What the task asks | Which lines in the material below contain the word "update"? Copy each of them.

Source records |

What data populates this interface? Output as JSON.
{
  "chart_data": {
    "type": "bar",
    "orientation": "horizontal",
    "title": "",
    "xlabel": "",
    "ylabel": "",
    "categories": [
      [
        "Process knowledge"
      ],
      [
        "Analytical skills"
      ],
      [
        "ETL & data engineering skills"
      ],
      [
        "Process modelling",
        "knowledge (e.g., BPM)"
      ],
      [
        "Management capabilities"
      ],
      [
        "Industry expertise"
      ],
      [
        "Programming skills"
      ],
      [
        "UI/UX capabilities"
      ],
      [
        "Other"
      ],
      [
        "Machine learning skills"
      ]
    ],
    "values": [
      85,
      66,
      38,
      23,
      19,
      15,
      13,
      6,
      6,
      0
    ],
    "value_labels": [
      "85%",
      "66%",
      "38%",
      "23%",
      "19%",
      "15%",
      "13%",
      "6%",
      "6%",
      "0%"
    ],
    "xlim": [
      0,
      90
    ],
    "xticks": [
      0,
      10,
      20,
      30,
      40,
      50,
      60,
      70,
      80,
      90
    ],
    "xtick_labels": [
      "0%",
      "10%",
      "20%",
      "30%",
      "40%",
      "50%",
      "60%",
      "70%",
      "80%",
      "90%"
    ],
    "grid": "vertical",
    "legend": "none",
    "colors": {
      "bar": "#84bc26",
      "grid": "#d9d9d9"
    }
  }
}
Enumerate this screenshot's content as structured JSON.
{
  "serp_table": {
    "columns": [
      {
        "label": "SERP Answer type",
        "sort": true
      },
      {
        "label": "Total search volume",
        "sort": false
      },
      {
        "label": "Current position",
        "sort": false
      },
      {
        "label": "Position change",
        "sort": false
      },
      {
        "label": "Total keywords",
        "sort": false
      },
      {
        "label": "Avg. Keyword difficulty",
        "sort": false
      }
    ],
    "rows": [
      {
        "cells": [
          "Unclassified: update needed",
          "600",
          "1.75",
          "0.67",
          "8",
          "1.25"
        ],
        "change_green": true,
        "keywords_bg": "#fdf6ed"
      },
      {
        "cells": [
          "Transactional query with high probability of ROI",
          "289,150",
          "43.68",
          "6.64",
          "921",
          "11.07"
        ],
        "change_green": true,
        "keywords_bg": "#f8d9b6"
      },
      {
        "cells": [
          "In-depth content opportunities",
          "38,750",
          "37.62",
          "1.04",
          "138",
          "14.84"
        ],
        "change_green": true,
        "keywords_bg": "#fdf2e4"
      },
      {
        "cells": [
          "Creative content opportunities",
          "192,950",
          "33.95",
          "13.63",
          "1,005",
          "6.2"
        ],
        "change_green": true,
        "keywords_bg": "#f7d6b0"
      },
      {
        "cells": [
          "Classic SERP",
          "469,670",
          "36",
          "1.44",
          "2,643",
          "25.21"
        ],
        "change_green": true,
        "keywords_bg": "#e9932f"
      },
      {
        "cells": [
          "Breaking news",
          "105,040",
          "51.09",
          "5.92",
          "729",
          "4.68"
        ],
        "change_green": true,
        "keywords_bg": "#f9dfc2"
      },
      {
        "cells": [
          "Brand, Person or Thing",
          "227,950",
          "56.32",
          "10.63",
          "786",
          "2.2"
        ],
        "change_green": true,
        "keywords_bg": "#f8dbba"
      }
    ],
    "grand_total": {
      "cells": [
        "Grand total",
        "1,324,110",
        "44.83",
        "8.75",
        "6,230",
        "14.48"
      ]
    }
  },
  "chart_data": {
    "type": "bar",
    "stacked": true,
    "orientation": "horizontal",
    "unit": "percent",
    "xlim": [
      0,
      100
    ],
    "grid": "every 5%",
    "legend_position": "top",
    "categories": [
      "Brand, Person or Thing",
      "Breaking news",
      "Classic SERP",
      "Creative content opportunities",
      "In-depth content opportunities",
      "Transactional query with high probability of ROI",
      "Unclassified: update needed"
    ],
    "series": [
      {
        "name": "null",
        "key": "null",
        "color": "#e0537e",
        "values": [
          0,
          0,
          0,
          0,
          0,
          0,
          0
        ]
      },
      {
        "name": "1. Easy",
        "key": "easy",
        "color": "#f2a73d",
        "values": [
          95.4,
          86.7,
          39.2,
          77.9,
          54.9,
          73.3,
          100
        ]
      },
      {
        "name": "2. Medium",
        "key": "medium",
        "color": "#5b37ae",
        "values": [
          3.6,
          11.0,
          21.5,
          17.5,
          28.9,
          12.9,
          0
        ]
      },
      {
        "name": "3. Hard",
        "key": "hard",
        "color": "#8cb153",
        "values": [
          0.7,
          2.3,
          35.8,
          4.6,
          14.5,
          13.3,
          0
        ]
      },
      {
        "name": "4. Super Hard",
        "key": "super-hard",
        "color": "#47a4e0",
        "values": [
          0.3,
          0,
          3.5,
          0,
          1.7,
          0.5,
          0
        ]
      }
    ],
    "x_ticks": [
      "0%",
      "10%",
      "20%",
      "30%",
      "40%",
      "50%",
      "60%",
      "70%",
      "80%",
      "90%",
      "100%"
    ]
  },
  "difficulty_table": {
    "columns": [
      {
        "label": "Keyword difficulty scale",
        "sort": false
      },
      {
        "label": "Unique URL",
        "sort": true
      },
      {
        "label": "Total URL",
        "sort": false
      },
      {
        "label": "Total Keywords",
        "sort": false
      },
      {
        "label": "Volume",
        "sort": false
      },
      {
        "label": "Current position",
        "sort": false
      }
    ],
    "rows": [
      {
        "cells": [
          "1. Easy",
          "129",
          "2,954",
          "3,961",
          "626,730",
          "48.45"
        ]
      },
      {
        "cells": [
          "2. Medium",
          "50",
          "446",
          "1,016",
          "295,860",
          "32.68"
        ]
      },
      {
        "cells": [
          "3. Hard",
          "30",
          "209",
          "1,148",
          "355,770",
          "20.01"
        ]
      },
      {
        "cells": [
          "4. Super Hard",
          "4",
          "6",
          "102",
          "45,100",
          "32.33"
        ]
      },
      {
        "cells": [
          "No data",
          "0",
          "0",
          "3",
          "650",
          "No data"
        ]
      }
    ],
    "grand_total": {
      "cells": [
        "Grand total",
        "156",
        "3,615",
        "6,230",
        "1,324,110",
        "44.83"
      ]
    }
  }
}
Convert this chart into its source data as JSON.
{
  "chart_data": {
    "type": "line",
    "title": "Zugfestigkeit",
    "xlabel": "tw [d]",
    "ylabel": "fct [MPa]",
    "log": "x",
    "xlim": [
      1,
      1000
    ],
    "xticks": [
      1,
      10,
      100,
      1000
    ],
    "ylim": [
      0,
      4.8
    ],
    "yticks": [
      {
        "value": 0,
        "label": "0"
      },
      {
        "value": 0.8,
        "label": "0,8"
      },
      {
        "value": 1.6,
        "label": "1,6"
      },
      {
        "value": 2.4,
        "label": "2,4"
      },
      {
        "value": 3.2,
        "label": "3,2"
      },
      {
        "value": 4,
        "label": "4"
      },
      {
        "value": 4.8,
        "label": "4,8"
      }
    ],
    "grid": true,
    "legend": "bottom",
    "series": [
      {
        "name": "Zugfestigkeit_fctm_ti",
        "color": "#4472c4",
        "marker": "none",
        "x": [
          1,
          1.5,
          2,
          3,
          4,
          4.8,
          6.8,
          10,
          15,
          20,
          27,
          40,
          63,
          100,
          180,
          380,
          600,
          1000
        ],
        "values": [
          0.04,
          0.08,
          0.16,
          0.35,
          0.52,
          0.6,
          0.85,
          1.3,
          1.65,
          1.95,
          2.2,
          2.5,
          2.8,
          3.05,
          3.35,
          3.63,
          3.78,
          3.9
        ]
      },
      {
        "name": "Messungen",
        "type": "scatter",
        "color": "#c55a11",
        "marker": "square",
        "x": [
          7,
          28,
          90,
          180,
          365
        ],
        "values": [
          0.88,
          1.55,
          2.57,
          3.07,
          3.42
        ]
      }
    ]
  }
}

Complete response |
          "Unclassified: update needed",
      "Unclassified: update needed"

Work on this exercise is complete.